- Set exercise:
Reproduce each line bearing the word "this".

(Stored data)
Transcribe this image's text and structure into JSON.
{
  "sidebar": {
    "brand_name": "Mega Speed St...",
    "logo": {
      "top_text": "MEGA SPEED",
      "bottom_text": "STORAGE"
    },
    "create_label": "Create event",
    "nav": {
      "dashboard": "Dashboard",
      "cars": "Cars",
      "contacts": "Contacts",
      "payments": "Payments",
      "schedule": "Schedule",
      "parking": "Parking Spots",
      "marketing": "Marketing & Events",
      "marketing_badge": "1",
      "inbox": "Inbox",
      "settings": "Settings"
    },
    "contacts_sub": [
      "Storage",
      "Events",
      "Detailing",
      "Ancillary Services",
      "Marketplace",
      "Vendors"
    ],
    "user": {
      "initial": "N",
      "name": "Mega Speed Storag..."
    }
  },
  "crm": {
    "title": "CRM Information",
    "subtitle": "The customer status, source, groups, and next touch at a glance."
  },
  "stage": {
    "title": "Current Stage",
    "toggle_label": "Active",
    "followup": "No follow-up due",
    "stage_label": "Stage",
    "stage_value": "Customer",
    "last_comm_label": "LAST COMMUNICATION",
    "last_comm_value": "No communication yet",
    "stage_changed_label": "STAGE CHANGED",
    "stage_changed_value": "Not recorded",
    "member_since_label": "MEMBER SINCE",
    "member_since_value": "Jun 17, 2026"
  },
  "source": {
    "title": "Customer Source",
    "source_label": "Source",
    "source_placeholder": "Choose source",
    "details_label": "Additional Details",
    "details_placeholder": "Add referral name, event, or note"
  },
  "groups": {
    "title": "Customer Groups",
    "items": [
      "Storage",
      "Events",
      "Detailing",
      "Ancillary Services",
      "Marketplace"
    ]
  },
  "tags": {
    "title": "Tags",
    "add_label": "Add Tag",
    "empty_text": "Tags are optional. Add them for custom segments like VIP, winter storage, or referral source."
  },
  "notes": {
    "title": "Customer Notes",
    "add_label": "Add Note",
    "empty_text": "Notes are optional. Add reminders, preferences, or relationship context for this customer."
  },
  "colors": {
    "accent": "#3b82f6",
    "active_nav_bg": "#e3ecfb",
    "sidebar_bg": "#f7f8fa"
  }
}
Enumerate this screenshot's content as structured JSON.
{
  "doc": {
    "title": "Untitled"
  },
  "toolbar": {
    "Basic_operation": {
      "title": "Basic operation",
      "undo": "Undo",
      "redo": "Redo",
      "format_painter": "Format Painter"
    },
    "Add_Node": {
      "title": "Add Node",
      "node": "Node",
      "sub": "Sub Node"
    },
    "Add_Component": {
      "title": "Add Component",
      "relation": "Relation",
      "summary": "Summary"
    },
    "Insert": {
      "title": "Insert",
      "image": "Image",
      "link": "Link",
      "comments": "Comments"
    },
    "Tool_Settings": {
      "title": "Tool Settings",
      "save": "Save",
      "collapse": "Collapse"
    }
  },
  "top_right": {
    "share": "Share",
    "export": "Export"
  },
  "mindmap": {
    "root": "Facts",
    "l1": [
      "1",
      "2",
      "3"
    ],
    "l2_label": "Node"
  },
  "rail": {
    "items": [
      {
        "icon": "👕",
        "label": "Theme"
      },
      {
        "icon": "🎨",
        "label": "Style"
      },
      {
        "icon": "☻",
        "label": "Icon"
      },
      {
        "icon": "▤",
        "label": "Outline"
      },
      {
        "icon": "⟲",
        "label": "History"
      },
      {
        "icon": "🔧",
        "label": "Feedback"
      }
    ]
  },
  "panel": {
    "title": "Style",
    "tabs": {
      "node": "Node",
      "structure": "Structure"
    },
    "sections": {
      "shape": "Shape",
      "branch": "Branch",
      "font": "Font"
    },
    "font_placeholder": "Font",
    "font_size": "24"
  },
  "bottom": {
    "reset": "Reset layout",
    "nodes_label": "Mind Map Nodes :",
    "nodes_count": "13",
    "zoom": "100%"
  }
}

---

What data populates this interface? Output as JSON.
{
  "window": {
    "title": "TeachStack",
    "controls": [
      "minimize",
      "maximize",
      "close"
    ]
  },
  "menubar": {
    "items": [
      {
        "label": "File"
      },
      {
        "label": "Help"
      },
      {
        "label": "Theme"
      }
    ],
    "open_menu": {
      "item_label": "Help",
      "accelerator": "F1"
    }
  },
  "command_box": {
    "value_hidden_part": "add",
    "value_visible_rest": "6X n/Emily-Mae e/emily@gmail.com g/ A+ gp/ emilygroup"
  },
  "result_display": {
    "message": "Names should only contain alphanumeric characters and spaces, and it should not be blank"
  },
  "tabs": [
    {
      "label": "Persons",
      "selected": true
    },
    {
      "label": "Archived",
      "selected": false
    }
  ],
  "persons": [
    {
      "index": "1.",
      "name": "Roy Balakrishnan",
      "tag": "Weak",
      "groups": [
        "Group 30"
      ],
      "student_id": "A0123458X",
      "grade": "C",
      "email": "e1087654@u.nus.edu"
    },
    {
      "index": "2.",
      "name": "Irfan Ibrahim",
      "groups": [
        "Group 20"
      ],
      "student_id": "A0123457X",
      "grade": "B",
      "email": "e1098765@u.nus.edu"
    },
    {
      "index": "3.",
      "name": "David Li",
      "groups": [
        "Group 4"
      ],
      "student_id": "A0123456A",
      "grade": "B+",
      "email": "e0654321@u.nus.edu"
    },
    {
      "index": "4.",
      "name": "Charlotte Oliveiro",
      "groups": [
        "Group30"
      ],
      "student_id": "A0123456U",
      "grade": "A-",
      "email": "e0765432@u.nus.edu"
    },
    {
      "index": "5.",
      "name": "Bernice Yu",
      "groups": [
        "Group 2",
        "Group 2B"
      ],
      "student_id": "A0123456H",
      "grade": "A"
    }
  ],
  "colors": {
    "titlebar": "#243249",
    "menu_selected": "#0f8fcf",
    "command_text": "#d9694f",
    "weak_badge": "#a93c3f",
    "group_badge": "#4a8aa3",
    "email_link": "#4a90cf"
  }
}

- Output:
Transcribe this image's text and structure into JSON.
    "empty_text": "Notes are optional. Add reminders, preferences, or relationship context for this customer."
Enumerate this screenshot's content as structured JSON.
What data populates this interface? Output as JSON.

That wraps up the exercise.